What the task requires:
Please rewrite everything in the listing from the line containing "menu-item-story[interactable]: 스토리보기 bbox=[1021, 19, 1103, 39]" down to the line containing "menu-item-label: 인게임 컨텐츠", changing each "card-thumbnail" to "card-image" and leaving all else as it is. Return only those lines.

Records provided:
Start

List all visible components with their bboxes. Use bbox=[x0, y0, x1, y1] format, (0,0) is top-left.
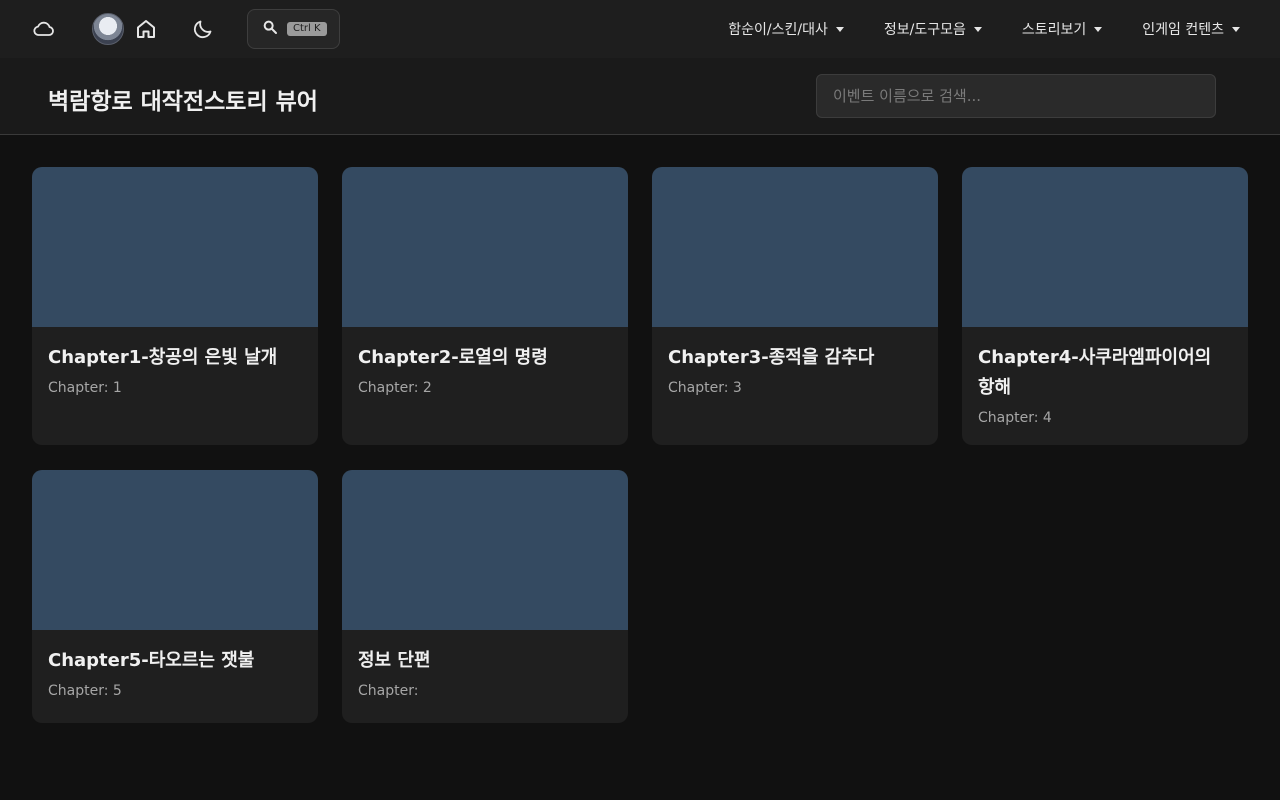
menu-item-story[interactable]: 스토리보기 bbox=[1021, 19, 1103, 39]
moon-icon[interactable] bbox=[187, 13, 219, 45]
card-title: Chapter3-종적을 감추다 bbox=[668, 347, 875, 368]
card-thumbnail bbox=[32, 167, 318, 327]
card-thumbnail bbox=[962, 167, 1248, 327]
page-header: 벽람항로 대작전스토리 뷰어 bbox=[0, 58, 1280, 135]
caret-down-icon bbox=[973, 26, 982, 32]
card-chapter: Chapter: 3 bbox=[668, 380, 742, 396]
menu-item-label: 정보/도구모음 bbox=[883, 22, 966, 38]
caret-down-icon bbox=[835, 26, 844, 32]
event-card[interactable]: Chapter2-로열의 명령 Chapter: 2 bbox=[342, 167, 628, 445]
card-chapter: Chapter: 4 bbox=[978, 410, 1052, 426]
shortcut-hint: Ctrl K bbox=[287, 22, 327, 36]
menu-item-shipgirls[interactable]: 함순이/스킨/대사 bbox=[728, 19, 844, 39]
top-navbar: Ctrl K 함순이/스킨/대사 정보/도구모음 스토리보기 인게임 컨텐츠 bbox=[0, 0, 1280, 58]
card-title: Chapter5-타오르는 잿불 bbox=[48, 650, 255, 671]
cloud-icon[interactable] bbox=[28, 13, 60, 45]
card-chapter: Chapter: bbox=[358, 683, 419, 699]
home-icon[interactable] bbox=[130, 13, 162, 45]
event-search-input[interactable] bbox=[816, 74, 1216, 118]
event-card-grid: Chapter1-창공의 은빛 날개 Chapter: 1 Chapter2-로… bbox=[32, 167, 1248, 723]
avatar[interactable] bbox=[92, 13, 124, 45]
card-title: 정보 단편 bbox=[358, 650, 431, 671]
card-chapter: Chapter: 1 bbox=[48, 380, 122, 396]
card-thumbnail bbox=[342, 167, 628, 327]
nav-menu: 함순이/스킨/대사 정보/도구모음 스토리보기 인게임 컨텐츠 bbox=[728, 0, 1240, 58]
menu-item-label: 함순이/스킨/대사 bbox=[728, 22, 828, 38]
event-card[interactable]: Chapter4-사쿠라엠파이어의 항해 Chapter: 4 bbox=[962, 167, 1248, 445]
card-chapter: Chapter: 5 bbox=[48, 683, 122, 699]
caret-down-icon bbox=[1232, 26, 1240, 32]
menu-item-tools[interactable]: 정보/도구모음 bbox=[884, 19, 982, 39]
page-title: 벽람항로 대작전스토리 뷰어 bbox=[48, 89, 318, 115]
card-chapter: Chapter: 2 bbox=[358, 380, 432, 396]
card-title: Chapter1-창공의 은빛 날개 bbox=[48, 347, 278, 368]
card-title: Chapter2-로열의 명령 bbox=[358, 347, 548, 368]
card-thumbnail bbox=[342, 470, 628, 630]
menu-item-label: 인게임 컨텐츠 bbox=[1142, 22, 1224, 38]
event-card[interactable]: Chapter5-타오르는 잿불 Chapter: 5 bbox=[32, 470, 318, 723]
global-search-button[interactable]: Ctrl K bbox=[247, 9, 340, 49]
search-icon bbox=[262, 19, 278, 39]
caret-down-icon bbox=[1094, 26, 1103, 32]
menu-item-label: 스토리보기 bbox=[1021, 22, 1087, 38]
event-card[interactable]: Chapter1-창공의 은빛 날개 Chapter: 1 bbox=[32, 167, 318, 445]
card-thumbnail bbox=[32, 470, 318, 630]
card-title: Chapter4-사쿠라엠파이어의 항해 bbox=[978, 347, 1212, 398]
event-card[interactable]: Chapter3-종적을 감추다 Chapter: 3 bbox=[652, 167, 938, 445]
menu-item-ingame[interactable]: 인게임 컨텐츠 bbox=[1142, 19, 1240, 39]
event-card[interactable]: 정보 단편 Chapter: bbox=[342, 470, 628, 723]
card-thumbnail bbox=[652, 167, 938, 327]
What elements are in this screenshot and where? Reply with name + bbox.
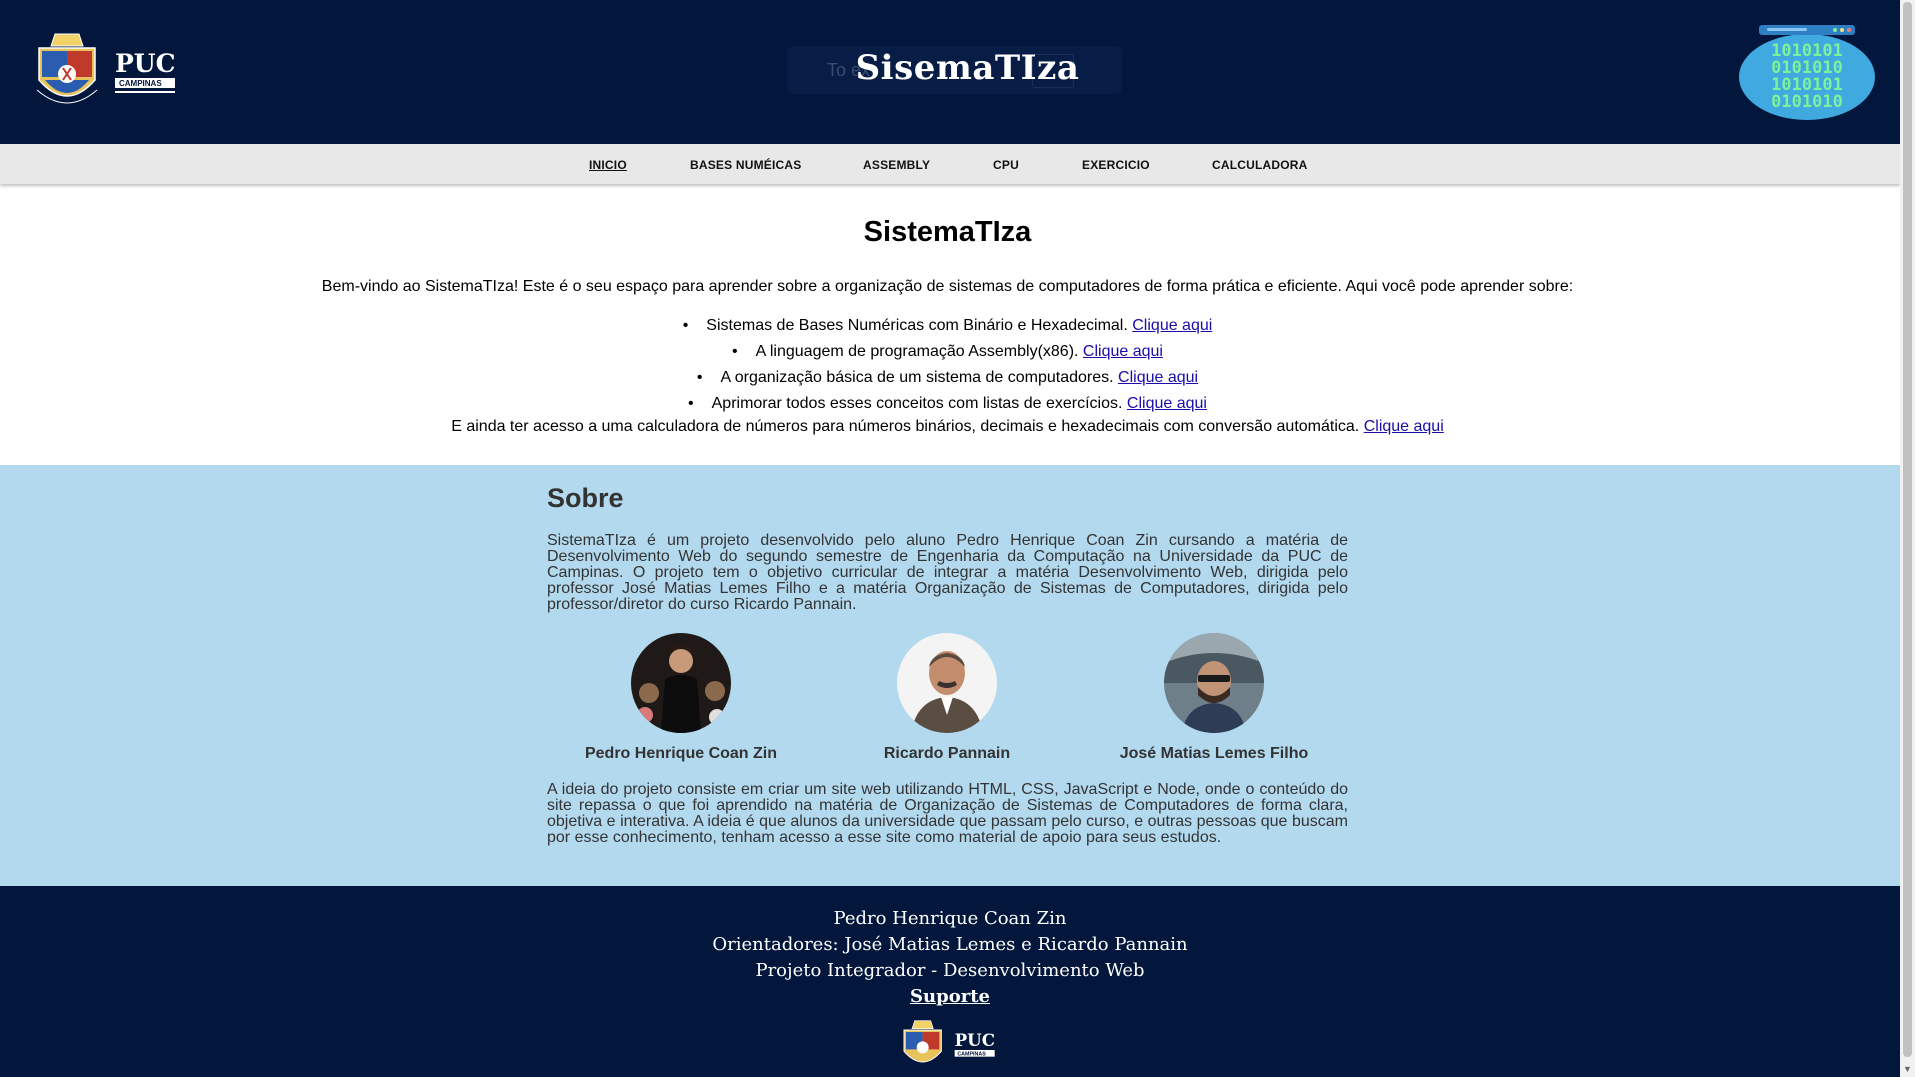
footer-advisors: Orientadores: José Matias Lemes e Ricard… <box>712 934 1188 955</box>
scroll-down-icon[interactable]: ▼ <box>1903 1064 1912 1074</box>
svg-text:CAMPINAS: CAMPINAS <box>957 1051 986 1057</box>
about-title: Sobre <box>547 483 624 513</box>
list-item: • A organização básica de um sistema de c… <box>696 369 1199 386</box>
footer-author: Pedro Henrique Coan Zin <box>833 908 1067 929</box>
topics-list: • Sistemas de Bases Numéricas com Binário… <box>0 313 1895 417</box>
list-item: • Sistemas de Bases Numéricas com Binário… <box>682 317 1213 334</box>
scrollbar-thumb[interactable] <box>1903 2 1912 1057</box>
topic-text: Sistemas de Bases Numéricas com Binário … <box>706 317 1128 334</box>
avatar <box>1164 633 1264 733</box>
footer-support-row: Suporte <box>0 984 1900 1010</box>
nav-item-cpu[interactable]: CPU <box>993 158 1019 172</box>
svg-text:PUC: PUC <box>955 1030 995 1050</box>
avatar <box>631 633 731 733</box>
binary-code-icon: 1010101 0101010 1010101 0101010 <box>1739 25 1875 120</box>
calculator-text: E ainda ter acesso a uma calculadora de … <box>0 418 1895 436</box>
about-paragraph-2: A ideia do projeto consiste em criar um … <box>547 781 1348 846</box>
intro-title: SistemaTIza <box>863 216 1032 248</box>
person-name: Ricardo Pannain <box>883 745 1011 762</box>
list-item: • A linguagem de programação Assembly(x86… <box>732 343 1163 360</box>
person-card: José Matias Lemes Filho <box>1074 633 1354 763</box>
person-photo-icon <box>1164 633 1264 733</box>
person-name: Pedro Henrique Coan Zin <box>584 745 777 762</box>
person-card: Pedro Henrique Coan Zin <box>541 633 821 763</box>
person-photo-icon <box>631 633 731 733</box>
support-link[interactable]: Suporte <box>910 986 990 1007</box>
main-nav: INICIO BASES NUMÉICAS ASSEMBLY CPU EXERC… <box>0 144 1900 184</box>
topic-link-bases[interactable]: Clique aqui <box>1132 317 1212 334</box>
topic-link-exercicios[interactable]: Clique aqui <box>1127 395 1207 412</box>
binary-row: 0101010 <box>1771 92 1843 112</box>
site-header: PUC CAMPINAS To ex SisemaTIza 1010101 01… <box>0 0 1900 144</box>
about-section: Sobre SistemaTIza é um projeto desenvolv… <box>0 465 1900 886</box>
footer-project: Projeto Integrador - Desenvolvimento Web <box>755 960 1145 981</box>
intro-section: SistemaTIza Bem-vindo ao SistemaTIza! Es… <box>0 185 1900 465</box>
site-title: SisemaTIza <box>855 48 1080 88</box>
topic-link-cpu[interactable]: Clique aqui <box>1118 369 1198 386</box>
nav-item-inicio[interactable]: INICIO <box>589 158 627 172</box>
footer-puc-logo[interactable]: PUC CAMPINAS <box>900 1018 1000 1074</box>
topic-text: Aprimorar todos esses conceitos com list… <box>711 395 1123 412</box>
site-footer: Pedro Henrique Coan Zin Orientadores: Jo… <box>0 886 1900 1077</box>
welcome-text: Bem-vindo ao SistemaTIza! Este é o seu e… <box>321 278 1574 295</box>
topic-text: A linguagem de programação Assembly(x86)… <box>755 343 1079 360</box>
topic-text: A organização básica de um sistema de co… <box>720 369 1114 386</box>
nav-item-bases-numericas[interactable]: BASES NUMÉICAS <box>690 158 801 172</box>
calculator-description: E ainda ter acesso a uma calculadora de … <box>451 418 1360 435</box>
nav-item-exercicio[interactable]: EXERCICIO <box>1082 158 1150 172</box>
avatar <box>897 633 997 733</box>
person-photo-icon <box>897 633 997 733</box>
list-item: • Aprimorar todos esses conceitos com lis… <box>688 395 1207 412</box>
about-paragraph-1: SistemaTIza é um projeto desenvolvido pe… <box>547 532 1348 613</box>
person-name: José Matias Lemes Filho <box>1119 745 1309 762</box>
page-scrollbar[interactable]: ▲ ▼ <box>1900 0 1915 1077</box>
topic-link-assembly[interactable]: Clique aqui <box>1083 343 1163 360</box>
person-card: Ricardo Pannain <box>807 633 1087 763</box>
nav-item-assembly[interactable]: ASSEMBLY <box>863 158 930 172</box>
nav-item-calculadora[interactable]: CALCULADORA <box>1212 158 1308 172</box>
calculator-link[interactable]: Clique aqui <box>1364 418 1444 435</box>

End

Response to the exercise:
menu-item-story[interactable]: 스토리보기 bbox=[1021, 19, 1103, 39]
moon-icon[interactable] bbox=[187, 13, 219, 45]
card-title: Chapter3-종적을 감추다 bbox=[668, 347, 875, 368]
card-image bbox=[32, 167, 318, 327]
card-image bbox=[962, 167, 1248, 327]
page-header: 벽람항로 대작전스토리 뷰어 bbox=[0, 58, 1280, 135]
caret-down-icon bbox=[973, 26, 982, 32]
card-chapter: Chapter: 3 bbox=[668, 380, 742, 396]
menu-item-label: 정보/도구모음 bbox=[883, 22, 966, 38]
caret-down-icon bbox=[835, 26, 844, 32]
event-card[interactable]: Chapter2-로열의 명령 Chapter: 2 bbox=[342, 167, 628, 445]
card-chapter: Chapter: 4 bbox=[978, 410, 1052, 426]
shortcut-hint: Ctrl K bbox=[287, 22, 327, 36]
menu-item-shipgirls[interactable]: 함순이/스킨/대사 bbox=[728, 19, 844, 39]
top-navbar: Ctrl K 함순이/스킨/대사 정보/도구모음 스토리보기 인게임 컨텐츠 bbox=[0, 0, 1280, 58]
card-title: Chapter5-타오르는 잿불 bbox=[48, 650, 255, 671]
cloud-icon[interactable] bbox=[28, 13, 60, 45]
card-chapter: Chapter: bbox=[358, 683, 419, 699]
home-icon[interactable] bbox=[130, 13, 162, 45]
event-search-input[interactable] bbox=[816, 74, 1216, 118]
event-card-grid: Chapter1-창공의 은빛 날개 Chapter: 1 Chapter2-로… bbox=[32, 167, 1248, 723]
avatar[interactable] bbox=[92, 13, 124, 45]
card-title: 정보 단편 bbox=[358, 650, 431, 671]
card-chapter: Chapter: 1 bbox=[48, 380, 122, 396]
card-image bbox=[342, 167, 628, 327]
nav-menu: 함순이/스킨/대사 정보/도구모음 스토리보기 인게임 컨텐츠 bbox=[728, 0, 1240, 58]
menu-item-label: 함순이/스킨/대사 bbox=[728, 22, 828, 38]
event-card[interactable]: Chapter4-사쿠라엠파이어의 항해 Chapter: 4 bbox=[962, 167, 1248, 445]
card-chapter: Chapter: 5 bbox=[48, 683, 122, 699]
caret-down-icon bbox=[1232, 26, 1240, 32]
menu-item-tools[interactable]: 정보/도구모음 bbox=[884, 19, 982, 39]
page-title: 벽람항로 대작전스토리 뷰어 bbox=[48, 89, 318, 115]
card-chapter: Chapter: 2 bbox=[358, 380, 432, 396]
card-title: Chapter1-창공의 은빛 날개 bbox=[48, 347, 278, 368]
card-title: Chapter2-로열의 명령 bbox=[358, 347, 548, 368]
card-image bbox=[342, 470, 628, 630]
menu-item-label: 인게임 컨텐츠 bbox=[1142, 22, 1224, 38]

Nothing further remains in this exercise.